# Extrait
6 avr. 2014

Seconds / Opération diabolique (1966) John Frankenheimer


Comme dans les meilleures nouvelles, le spectateur est happé par le récit et il faut attendre les dernières instants pour réellement prendre l'ampleur du monde dans lequel nous errions.

Arthur Hamilton (John Randolph) est vice-président de sa banque, on ne peut pas dire qu'il soit heureux, il ne touche plus sa femme depuis des lustres et sa vie n'a pas la saveur qu'il aurait voulait obtenir. 
Un générique (Saul Bass) nous montre Hamilton en gros plan, visage déformé (les plans prendront sens sur la forme et sur le fond) alors qu'il quitte son bureau. Un homme le suit et ce jusqu'à son train, celui qui le ramènera dans sa banlieue silencieuse. Il lui donne une adresse où se rendre et disparaît. Hamilton reçoit ensuite un appel d'un ancien de ses amis, mort depuis un moment, ce dernier lui conseille fortement de se rendre à cette adresse. Hamilton est près de perdre la raison mais l'homme au téléphone lui prouve, par des détails connus d'eux seuls, qu'il est bien cet ami en question.
Hamilton finit par se rendre à l'adresse en question.

# Tâches à réaliser
a) Dans la critique d'Opération diabolique, quel poste Arthur Hamilton occupe-t-il ?
b) Prolongez la critique d'Opération diabolique à partir de sa dernière phrase.

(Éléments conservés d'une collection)
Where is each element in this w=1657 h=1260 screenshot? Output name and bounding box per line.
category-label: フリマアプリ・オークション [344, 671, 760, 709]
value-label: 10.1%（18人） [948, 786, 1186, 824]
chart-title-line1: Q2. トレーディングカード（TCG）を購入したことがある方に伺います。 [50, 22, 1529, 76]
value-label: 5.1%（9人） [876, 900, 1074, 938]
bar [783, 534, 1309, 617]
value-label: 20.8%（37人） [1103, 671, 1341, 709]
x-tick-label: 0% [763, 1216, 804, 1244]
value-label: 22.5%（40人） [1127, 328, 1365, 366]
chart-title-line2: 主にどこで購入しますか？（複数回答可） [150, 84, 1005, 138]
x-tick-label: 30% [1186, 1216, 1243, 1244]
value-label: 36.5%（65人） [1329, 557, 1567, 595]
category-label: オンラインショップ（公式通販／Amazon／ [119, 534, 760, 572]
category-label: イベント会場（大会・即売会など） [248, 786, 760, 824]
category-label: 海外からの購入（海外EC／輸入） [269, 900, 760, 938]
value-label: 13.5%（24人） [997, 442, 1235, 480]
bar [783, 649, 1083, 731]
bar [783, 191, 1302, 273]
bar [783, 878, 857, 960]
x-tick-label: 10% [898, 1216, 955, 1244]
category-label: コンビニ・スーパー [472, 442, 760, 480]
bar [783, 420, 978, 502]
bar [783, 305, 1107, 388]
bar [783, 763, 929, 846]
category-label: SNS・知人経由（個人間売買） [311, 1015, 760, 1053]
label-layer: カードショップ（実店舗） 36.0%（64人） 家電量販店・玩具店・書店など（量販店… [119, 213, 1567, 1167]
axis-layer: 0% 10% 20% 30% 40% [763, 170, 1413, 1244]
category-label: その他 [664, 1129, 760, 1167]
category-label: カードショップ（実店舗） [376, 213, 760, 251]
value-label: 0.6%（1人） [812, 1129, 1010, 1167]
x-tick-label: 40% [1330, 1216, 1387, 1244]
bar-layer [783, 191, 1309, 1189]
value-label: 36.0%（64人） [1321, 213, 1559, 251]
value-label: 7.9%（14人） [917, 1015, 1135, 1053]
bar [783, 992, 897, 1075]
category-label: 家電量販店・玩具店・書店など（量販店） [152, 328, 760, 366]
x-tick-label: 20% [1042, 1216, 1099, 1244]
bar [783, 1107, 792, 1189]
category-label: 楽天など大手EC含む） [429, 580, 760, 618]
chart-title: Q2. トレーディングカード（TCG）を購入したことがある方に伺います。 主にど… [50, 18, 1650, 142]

# Résultats par tâche
a) Il est vice-président de sa banque.

b)
Il entre alors dans une spirale infernale sans qu'il puisse en maîtriser le cours.

Semblable aux meilleurs épisodes de The Twilight Zone, le film captive d'abord par son récit, cette façon de tenir son spectateur en haleine avec un univers proche du fantastique.
Un  noir et blanc dense, fort en contraste, James Wong Howe est à l'image, et un score inquiétant signé Jerry Goldsmith ajoutent à la tension.
Le piège est fatal, Rock Hudson (je ne dévoilerai pas son rôle dans le récit) est impressionnant, il nous fait ressentir toute l'impuissance et la détresse de son personnage.
A la fin du film, vous vous dites qu'il faut être heureux, tant que nous avons le choix, heureux pour ne pas qu'un ami veuille vous offrir une vie meilleure.